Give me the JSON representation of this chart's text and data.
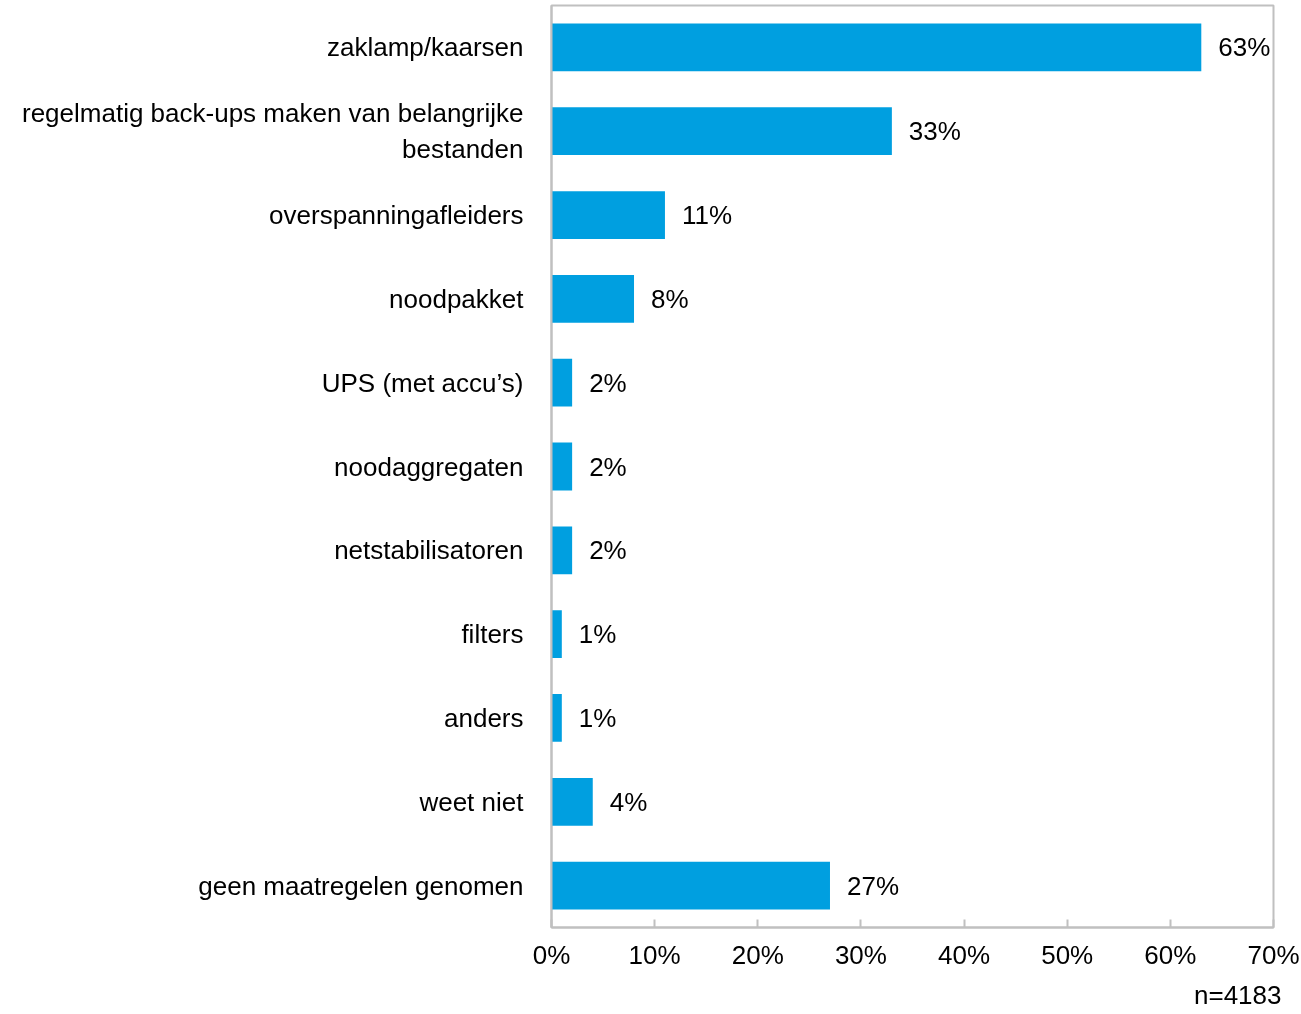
{
  "chart_data": {
    "type": "bar",
    "orientation": "horizontal",
    "categories": [
      "zaklamp/kaarsen",
      "regelmatig back-ups maken van belangrijke bestanden",
      "overspanningafleiders",
      "noodpakket",
      "UPS (met accu’s)",
      "noodaggregaten",
      "netstabilisatoren",
      "filters",
      "anders",
      "weet niet",
      "geen maatregelen genomen"
    ],
    "values": [
      63,
      33,
      11,
      8,
      2,
      2,
      2,
      1,
      1,
      4,
      27
    ],
    "value_labels": [
      "63%",
      "33%",
      "11%",
      "8%",
      "2%",
      "2%",
      "2%",
      "1%",
      "1%",
      "4%",
      "27%"
    ],
    "color": "#009fe0",
    "xlim": [
      0,
      70
    ],
    "xticks": [
      {
        "value": 0,
        "label": "0%"
      },
      {
        "value": 10,
        "label": "10%"
      },
      {
        "value": 20,
        "label": "20%"
      },
      {
        "value": 30,
        "label": "30%"
      },
      {
        "value": 40,
        "label": "40%"
      },
      {
        "value": 50,
        "label": "50%"
      },
      {
        "value": 60,
        "label": "60%"
      },
      {
        "value": 70,
        "label": "70%"
      }
    ],
    "grid": false,
    "annotations": [
      "n=4183"
    ]
  }
}
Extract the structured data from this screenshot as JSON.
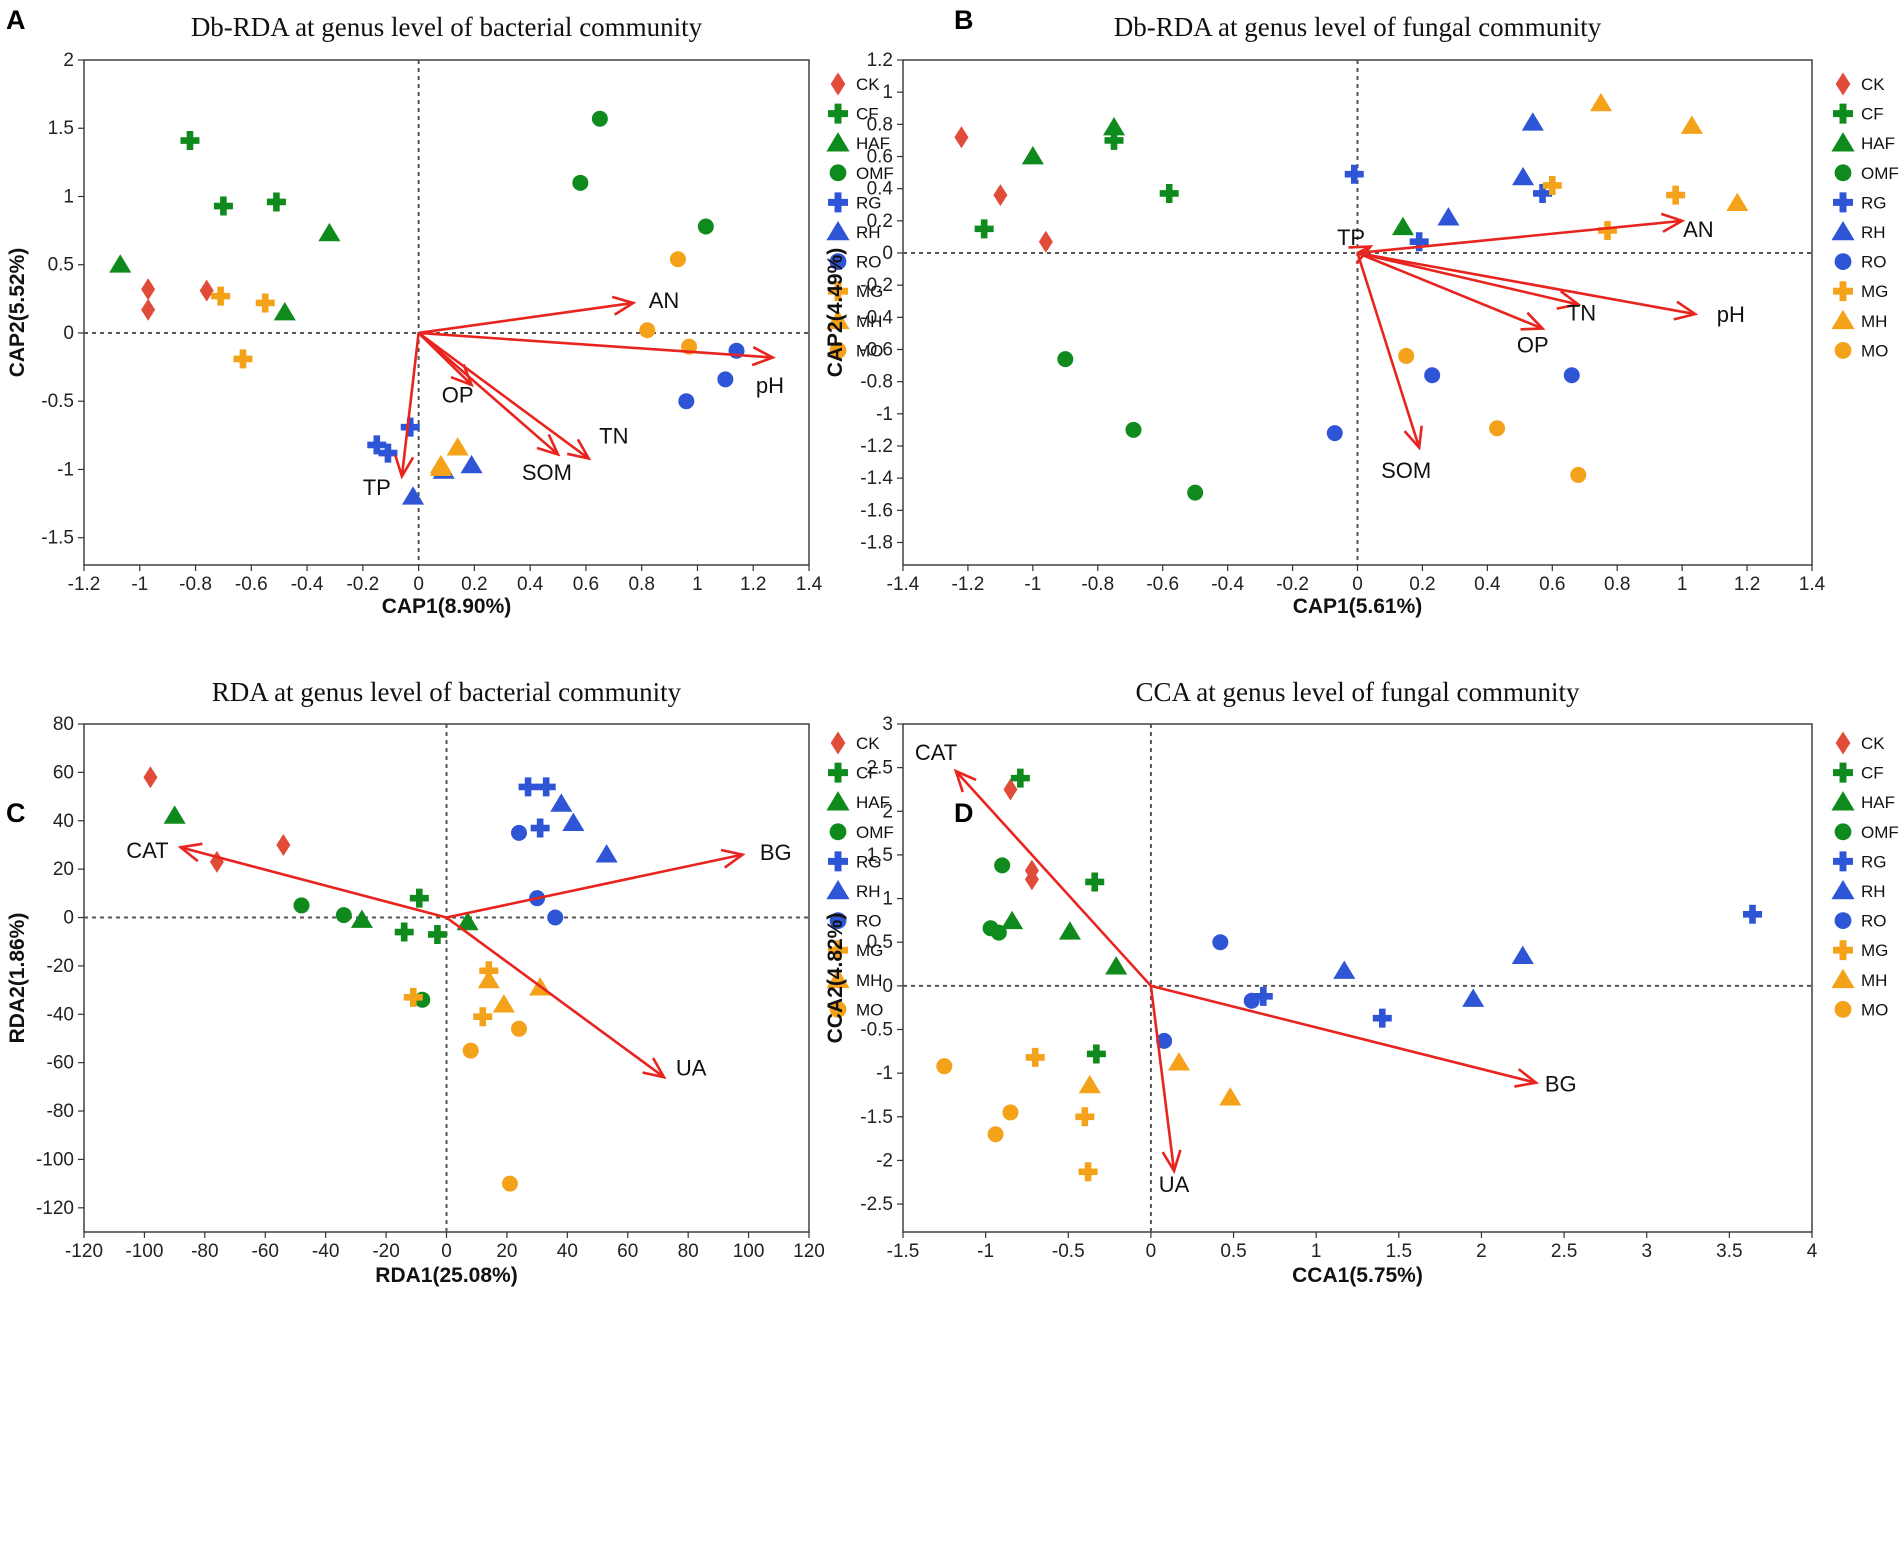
{
  "colors": {
    "CK": "#e04b3a",
    "green": "#0f8a1c",
    "blue": "#2e55d6",
    "orange": "#f5a21b",
    "arrow": "#e8241f"
  },
  "legend": [
    {
      "label": "CK",
      "shape": "diamond",
      "color": "#e04b3a"
    },
    {
      "label": "CF",
      "shape": "plus",
      "color": "#0f8a1c"
    },
    {
      "label": "HAF",
      "shape": "triangle",
      "color": "#0f8a1c"
    },
    {
      "label": "OMF",
      "shape": "circle",
      "color": "#0f8a1c"
    },
    {
      "label": "RG",
      "shape": "plus",
      "color": "#2e55d6"
    },
    {
      "label": "RH",
      "shape": "triangle",
      "color": "#2e55d6"
    },
    {
      "label": "RO",
      "shape": "circle",
      "color": "#2e55d6"
    },
    {
      "label": "MG",
      "shape": "plus",
      "color": "#f5a21b"
    },
    {
      "label": "MH",
      "shape": "triangle",
      "color": "#f5a21b"
    },
    {
      "label": "MO",
      "shape": "circle",
      "color": "#f5a21b"
    }
  ],
  "chart_data": [
    {
      "type": "scatter",
      "panel": "A",
      "title": "Db-RDA at genus level of bacterial community",
      "xlabel": "CAP1(8.90%)",
      "ylabel": "CAP2(5.52%)",
      "xlim": [
        -1.2,
        1.4
      ],
      "ylim": [
        -1.7,
        2.0
      ],
      "xticks": [
        "-1.2",
        "-1",
        "-0.8",
        "-0.6",
        "-0.4",
        "-0.2",
        "0",
        "0.2",
        "0.4",
        "0.6",
        "0.8",
        "1",
        "1.2",
        "1.4"
      ],
      "yticks": [
        "-1.5",
        "-1",
        "-0.5",
        "0",
        "0.5",
        "1",
        "1.5",
        "2"
      ],
      "points": [
        {
          "group": "CK",
          "x": -0.97,
          "y": 0.32
        },
        {
          "group": "CK",
          "x": -0.97,
          "y": 0.17
        },
        {
          "group": "CK",
          "x": -0.76,
          "y": 0.31
        },
        {
          "group": "CF",
          "x": -0.82,
          "y": 1.41
        },
        {
          "group": "CF",
          "x": -0.7,
          "y": 0.93
        },
        {
          "group": "CF",
          "x": -0.51,
          "y": 0.96
        },
        {
          "group": "HAF",
          "x": -1.07,
          "y": 0.5
        },
        {
          "group": "HAF",
          "x": -0.32,
          "y": 0.73
        },
        {
          "group": "HAF",
          "x": -0.48,
          "y": 0.15
        },
        {
          "group": "OMF",
          "x": 0.65,
          "y": 1.57
        },
        {
          "group": "OMF",
          "x": 0.58,
          "y": 1.1
        },
        {
          "group": "OMF",
          "x": 1.03,
          "y": 0.78
        },
        {
          "group": "RG",
          "x": -0.03,
          "y": -0.69
        },
        {
          "group": "RG",
          "x": -0.15,
          "y": -0.82
        },
        {
          "group": "RG",
          "x": -0.11,
          "y": -0.88
        },
        {
          "group": "RH",
          "x": -0.02,
          "y": -1.2
        },
        {
          "group": "RH",
          "x": 0.09,
          "y": -1.01
        },
        {
          "group": "RH",
          "x": 0.19,
          "y": -0.97
        },
        {
          "group": "RO",
          "x": 1.14,
          "y": -0.13
        },
        {
          "group": "RO",
          "x": 1.1,
          "y": -0.34
        },
        {
          "group": "RO",
          "x": 0.96,
          "y": -0.5
        },
        {
          "group": "MG",
          "x": -0.71,
          "y": 0.27
        },
        {
          "group": "MG",
          "x": -0.55,
          "y": 0.22
        },
        {
          "group": "MG",
          "x": -0.63,
          "y": -0.19
        },
        {
          "group": "MH",
          "x": 0.14,
          "y": -0.84
        },
        {
          "group": "MH",
          "x": 0.08,
          "y": -0.97
        },
        {
          "group": "MH",
          "x": 0.08,
          "y": -0.99
        },
        {
          "group": "MO",
          "x": 0.93,
          "y": 0.54
        },
        {
          "group": "MO",
          "x": 0.82,
          "y": 0.02
        },
        {
          "group": "MO",
          "x": 0.97,
          "y": -0.1
        }
      ],
      "arrows": [
        {
          "label": "AN",
          "x": 0.77,
          "y": 0.22,
          "lx": 0.88,
          "ly": 0.24
        },
        {
          "label": "pH",
          "x": 1.27,
          "y": -0.18,
          "lx": 1.26,
          "ly": -0.38
        },
        {
          "label": "OP",
          "x": 0.19,
          "y": -0.38,
          "lx": 0.14,
          "ly": -0.45
        },
        {
          "label": "TN",
          "x": 0.61,
          "y": -0.92,
          "lx": 0.7,
          "ly": -0.75
        },
        {
          "label": "SOM",
          "x": 0.5,
          "y": -0.89,
          "lx": 0.46,
          "ly": -1.02
        },
        {
          "label": "TP",
          "x": -0.06,
          "y": -1.05,
          "lx": -0.15,
          "ly": -1.13
        }
      ]
    },
    {
      "type": "scatter",
      "panel": "B",
      "title": "Db-RDA at genus level of fungal community",
      "xlabel": "CAP1(5.61%)",
      "ylabel": "CAP2(4.49%)",
      "xlim": [
        -1.4,
        1.4
      ],
      "ylim": [
        -1.94,
        1.2
      ],
      "xticks": [
        "-1.4",
        "-1.2",
        "-1",
        "-0.8",
        "-0.6",
        "-0.4",
        "-0.2",
        "0",
        "0.2",
        "0.4",
        "0.6",
        "0.8",
        "1",
        "1.2",
        "1.4"
      ],
      "yticks": [
        "-1.8",
        "-1.6",
        "-1.4",
        "-1.2",
        "-1",
        "-0.8",
        "-0.6",
        "-0.4",
        "-0.2",
        "0",
        "0.2",
        "0.4",
        "0.6",
        "0.8",
        "1",
        "1.2"
      ],
      "points": [
        {
          "group": "CK",
          "x": -1.22,
          "y": 0.72
        },
        {
          "group": "CK",
          "x": -1.1,
          "y": 0.36
        },
        {
          "group": "CK",
          "x": -0.96,
          "y": 0.07
        },
        {
          "group": "CF",
          "x": -0.75,
          "y": 0.7
        },
        {
          "group": "CF",
          "x": -0.58,
          "y": 0.37
        },
        {
          "group": "CF",
          "x": -1.15,
          "y": 0.15
        },
        {
          "group": "HAF",
          "x": -0.75,
          "y": 0.78
        },
        {
          "group": "HAF",
          "x": -1.0,
          "y": 0.6
        },
        {
          "group": "HAF",
          "x": 0.14,
          "y": 0.16
        },
        {
          "group": "OMF",
          "x": -0.9,
          "y": -0.66
        },
        {
          "group": "OMF",
          "x": -0.69,
          "y": -1.1
        },
        {
          "group": "OMF",
          "x": -0.5,
          "y": -1.49
        },
        {
          "group": "RG",
          "x": -0.01,
          "y": 0.49
        },
        {
          "group": "RG",
          "x": 0.57,
          "y": 0.37
        },
        {
          "group": "RG",
          "x": 0.19,
          "y": 0.07
        },
        {
          "group": "RH",
          "x": 0.54,
          "y": 0.81
        },
        {
          "group": "RH",
          "x": 0.51,
          "y": 0.47
        },
        {
          "group": "RH",
          "x": 0.28,
          "y": 0.22
        },
        {
          "group": "RO",
          "x": 0.23,
          "y": -0.76
        },
        {
          "group": "RO",
          "x": 0.66,
          "y": -0.76
        },
        {
          "group": "RO",
          "x": -0.07,
          "y": -1.12
        },
        {
          "group": "MG",
          "x": 0.6,
          "y": 0.42
        },
        {
          "group": "MG",
          "x": 0.98,
          "y": 0.36
        },
        {
          "group": "MG",
          "x": 0.77,
          "y": 0.14
        },
        {
          "group": "MH",
          "x": 0.75,
          "y": 0.93
        },
        {
          "group": "MH",
          "x": 1.03,
          "y": 0.79
        },
        {
          "group": "MH",
          "x": 1.17,
          "y": 0.31
        },
        {
          "group": "MO",
          "x": 0.15,
          "y": -0.64
        },
        {
          "group": "MO",
          "x": 0.43,
          "y": -1.09
        },
        {
          "group": "MO",
          "x": 0.68,
          "y": -1.38
        }
      ],
      "arrows": [
        {
          "label": "AN",
          "x": 1.0,
          "y": 0.2,
          "lx": 1.05,
          "ly": 0.15
        },
        {
          "label": "pH",
          "x": 1.04,
          "y": -0.38,
          "lx": 1.15,
          "ly": -0.38
        },
        {
          "label": "TN",
          "x": 0.68,
          "y": -0.32,
          "lx": 0.69,
          "ly": -0.37
        },
        {
          "label": "OP",
          "x": 0.57,
          "y": -0.47,
          "lx": 0.54,
          "ly": -0.57
        },
        {
          "label": "SOM",
          "x": 0.19,
          "y": -1.21,
          "lx": 0.15,
          "ly": -1.35
        },
        {
          "label": "TP",
          "x": 0.04,
          "y": 0.04,
          "lx": -0.02,
          "ly": 0.1
        }
      ]
    },
    {
      "type": "scatter",
      "panel": "C",
      "title": "RDA at genus level of bacterial community",
      "xlabel": "RDA1(25.08%)",
      "ylabel": "RDA2(1.86%)",
      "xlim": [
        -120,
        120
      ],
      "ylim": [
        -130,
        80
      ],
      "xticks": [
        "-120",
        "-100",
        "-80",
        "-60",
        "-40",
        "-20",
        "0",
        "20",
        "40",
        "60",
        "80",
        "100",
        "120"
      ],
      "yticks": [
        "-120",
        "-100",
        "-80",
        "-60",
        "-40",
        "-20",
        "0",
        "20",
        "40",
        "60",
        "80"
      ],
      "points": [
        {
          "group": "CK",
          "x": -98,
          "y": 58
        },
        {
          "group": "CK",
          "x": -54,
          "y": 30
        },
        {
          "group": "CK",
          "x": -76,
          "y": 23
        },
        {
          "group": "CF",
          "x": -9,
          "y": 8
        },
        {
          "group": "CF",
          "x": -14,
          "y": -6
        },
        {
          "group": "CF",
          "x": -3,
          "y": -7
        },
        {
          "group": "HAF",
          "x": -90,
          "y": 42
        },
        {
          "group": "HAF",
          "x": -28,
          "y": -1
        },
        {
          "group": "HAF",
          "x": 7,
          "y": -2
        },
        {
          "group": "OMF",
          "x": -48,
          "y": 5
        },
        {
          "group": "OMF",
          "x": -34,
          "y": 1
        },
        {
          "group": "OMF",
          "x": -8,
          "y": -34
        },
        {
          "group": "RG",
          "x": 27,
          "y": 54
        },
        {
          "group": "RG",
          "x": 33,
          "y": 54
        },
        {
          "group": "RG",
          "x": 31,
          "y": 37
        },
        {
          "group": "RH",
          "x": 38,
          "y": 47
        },
        {
          "group": "RH",
          "x": 42,
          "y": 39
        },
        {
          "group": "RH",
          "x": 53,
          "y": 26
        },
        {
          "group": "RO",
          "x": 24,
          "y": 35
        },
        {
          "group": "RO",
          "x": 30,
          "y": 8
        },
        {
          "group": "RO",
          "x": 36,
          "y": 0
        },
        {
          "group": "MG",
          "x": 14,
          "y": -22
        },
        {
          "group": "MG",
          "x": -11,
          "y": -33
        },
        {
          "group": "MG",
          "x": 12,
          "y": -41
        },
        {
          "group": "MH",
          "x": 14,
          "y": -26
        },
        {
          "group": "MH",
          "x": 19,
          "y": -36
        },
        {
          "group": "MH",
          "x": 31,
          "y": -29
        },
        {
          "group": "MO",
          "x": 24,
          "y": -46
        },
        {
          "group": "MO",
          "x": 8,
          "y": -55
        },
        {
          "group": "MO",
          "x": 21,
          "y": -110
        }
      ],
      "arrows": [
        {
          "label": "BG",
          "x": 98,
          "y": 26,
          "lx": 109,
          "ly": 27
        },
        {
          "label": "CAT",
          "x": -88,
          "y": 29,
          "lx": -99,
          "ly": 28
        },
        {
          "label": "UA",
          "x": 72,
          "y": -66,
          "lx": 81,
          "ly": -62
        }
      ]
    },
    {
      "type": "scatter",
      "panel": "D",
      "title": "CCA at genus level of fungal community",
      "xlabel": "CCA1(5.75%)",
      "ylabel": "CCA2(4.82%)",
      "xlim": [
        -1.5,
        4.0
      ],
      "ylim": [
        -2.82,
        3.0
      ],
      "xticks": [
        "-1.5",
        "-1",
        "-0.5",
        "0",
        "0.5",
        "1",
        "1.5",
        "2",
        "2.5",
        "3",
        "3.5",
        "4"
      ],
      "yticks": [
        "-2.5",
        "-2",
        "-1.5",
        "-1",
        "-0.5",
        "0",
        "0.5",
        "1",
        "1.5",
        "2",
        "2.5",
        "3"
      ],
      "points": [
        {
          "group": "CK",
          "x": -0.85,
          "y": 2.25
        },
        {
          "group": "CK",
          "x": -0.72,
          "y": 1.32
        },
        {
          "group": "CK",
          "x": -0.72,
          "y": 1.22
        },
        {
          "group": "CF",
          "x": -0.79,
          "y": 2.38
        },
        {
          "group": "CF",
          "x": -0.34,
          "y": 1.19
        },
        {
          "group": "CF",
          "x": -0.33,
          "y": -0.78
        },
        {
          "group": "HAF",
          "x": -0.84,
          "y": 0.74
        },
        {
          "group": "HAF",
          "x": -0.49,
          "y": 0.62
        },
        {
          "group": "HAF",
          "x": -0.21,
          "y": 0.22
        },
        {
          "group": "OMF",
          "x": -0.9,
          "y": 1.38
        },
        {
          "group": "OMF",
          "x": -0.97,
          "y": 0.66
        },
        {
          "group": "OMF",
          "x": -0.92,
          "y": 0.61
        },
        {
          "group": "RG",
          "x": 3.64,
          "y": 0.82
        },
        {
          "group": "RG",
          "x": 0.68,
          "y": -0.12
        },
        {
          "group": "RG",
          "x": 1.4,
          "y": -0.37
        },
        {
          "group": "RH",
          "x": 1.17,
          "y": 0.17
        },
        {
          "group": "RH",
          "x": 2.25,
          "y": 0.34
        },
        {
          "group": "RH",
          "x": 1.95,
          "y": -0.15
        },
        {
          "group": "RO",
          "x": 0.42,
          "y": 0.5
        },
        {
          "group": "RO",
          "x": 0.61,
          "y": -0.17
        },
        {
          "group": "RO",
          "x": 0.08,
          "y": -0.63
        },
        {
          "group": "MG",
          "x": -0.7,
          "y": -0.82
        },
        {
          "group": "MG",
          "x": -0.4,
          "y": -1.5
        },
        {
          "group": "MG",
          "x": -0.38,
          "y": -2.13
        },
        {
          "group": "MH",
          "x": 0.17,
          "y": -0.88
        },
        {
          "group": "MH",
          "x": -0.37,
          "y": -1.14
        },
        {
          "group": "MH",
          "x": 0.48,
          "y": -1.28
        },
        {
          "group": "MO",
          "x": -1.25,
          "y": -0.92
        },
        {
          "group": "MO",
          "x": -0.85,
          "y": -1.45
        },
        {
          "group": "MO",
          "x": -0.94,
          "y": -1.7
        }
      ],
      "arrows": [
        {
          "label": "CAT",
          "x": -1.18,
          "y": 2.46,
          "lx": -1.3,
          "ly": 2.68
        },
        {
          "label": "BG",
          "x": 2.33,
          "y": -1.11,
          "lx": 2.48,
          "ly": -1.12
        },
        {
          "label": "UA",
          "x": 0.14,
          "y": -2.12,
          "lx": 0.14,
          "ly": -2.27
        }
      ]
    }
  ]
}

▶ [Work instructions]:
The answer is a number only: how many lines of the data above include "community"?

▶ [Result of this exercise]:
4